▶ **Stated goal**
Each line of the listing that contains the word "section" is to be copied.

▶ **Records contained in a dataset**

++++

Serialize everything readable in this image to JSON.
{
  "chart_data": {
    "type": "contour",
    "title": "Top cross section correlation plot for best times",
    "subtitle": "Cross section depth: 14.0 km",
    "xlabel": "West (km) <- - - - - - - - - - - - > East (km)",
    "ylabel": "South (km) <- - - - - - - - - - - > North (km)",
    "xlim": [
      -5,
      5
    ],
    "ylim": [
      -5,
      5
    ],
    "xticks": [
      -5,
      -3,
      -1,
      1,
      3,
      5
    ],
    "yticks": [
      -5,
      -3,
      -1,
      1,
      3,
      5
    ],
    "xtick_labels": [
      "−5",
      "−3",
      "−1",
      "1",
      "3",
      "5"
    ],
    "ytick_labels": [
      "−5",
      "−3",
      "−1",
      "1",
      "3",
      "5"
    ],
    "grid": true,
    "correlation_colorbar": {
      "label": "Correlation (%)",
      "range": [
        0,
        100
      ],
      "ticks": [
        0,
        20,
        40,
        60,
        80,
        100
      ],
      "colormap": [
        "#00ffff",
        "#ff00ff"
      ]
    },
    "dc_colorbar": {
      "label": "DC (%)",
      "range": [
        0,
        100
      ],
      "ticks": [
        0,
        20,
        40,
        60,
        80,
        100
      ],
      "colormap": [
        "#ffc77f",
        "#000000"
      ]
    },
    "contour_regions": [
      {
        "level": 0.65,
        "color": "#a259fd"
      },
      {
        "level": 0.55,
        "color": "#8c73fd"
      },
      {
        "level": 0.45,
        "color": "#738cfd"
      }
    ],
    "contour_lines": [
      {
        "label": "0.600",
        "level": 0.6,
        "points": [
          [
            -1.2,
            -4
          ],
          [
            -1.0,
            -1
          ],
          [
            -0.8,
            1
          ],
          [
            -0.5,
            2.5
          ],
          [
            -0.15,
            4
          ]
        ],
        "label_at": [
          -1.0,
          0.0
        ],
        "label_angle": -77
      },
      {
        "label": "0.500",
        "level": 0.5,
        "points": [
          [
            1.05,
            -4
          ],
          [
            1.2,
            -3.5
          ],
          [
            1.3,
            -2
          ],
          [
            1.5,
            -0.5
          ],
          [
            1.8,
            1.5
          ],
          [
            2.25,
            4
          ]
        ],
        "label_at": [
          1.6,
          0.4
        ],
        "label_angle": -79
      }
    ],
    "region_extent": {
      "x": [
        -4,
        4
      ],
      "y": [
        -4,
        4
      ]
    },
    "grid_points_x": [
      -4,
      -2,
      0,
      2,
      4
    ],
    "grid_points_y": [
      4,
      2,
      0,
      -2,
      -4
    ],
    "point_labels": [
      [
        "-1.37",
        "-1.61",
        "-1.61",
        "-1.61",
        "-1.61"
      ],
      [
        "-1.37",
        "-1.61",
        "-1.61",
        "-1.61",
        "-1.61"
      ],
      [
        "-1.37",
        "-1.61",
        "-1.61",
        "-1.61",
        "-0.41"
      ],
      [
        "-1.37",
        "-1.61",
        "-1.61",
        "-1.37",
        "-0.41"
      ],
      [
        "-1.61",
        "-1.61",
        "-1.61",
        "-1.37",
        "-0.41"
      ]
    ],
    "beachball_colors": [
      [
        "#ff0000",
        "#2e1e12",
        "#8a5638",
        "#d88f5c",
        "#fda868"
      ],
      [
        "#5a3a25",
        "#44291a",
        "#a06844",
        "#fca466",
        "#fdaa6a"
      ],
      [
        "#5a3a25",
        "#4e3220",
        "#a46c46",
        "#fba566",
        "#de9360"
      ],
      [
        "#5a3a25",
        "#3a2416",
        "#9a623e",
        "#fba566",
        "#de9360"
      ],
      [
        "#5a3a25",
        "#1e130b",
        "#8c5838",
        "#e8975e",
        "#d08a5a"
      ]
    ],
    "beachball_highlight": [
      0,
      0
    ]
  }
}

++++

▶ **Exercise response**
    "title": "Top cross section correlation plot for best times",
    "subtitle": "Cross section depth: 14.0 km",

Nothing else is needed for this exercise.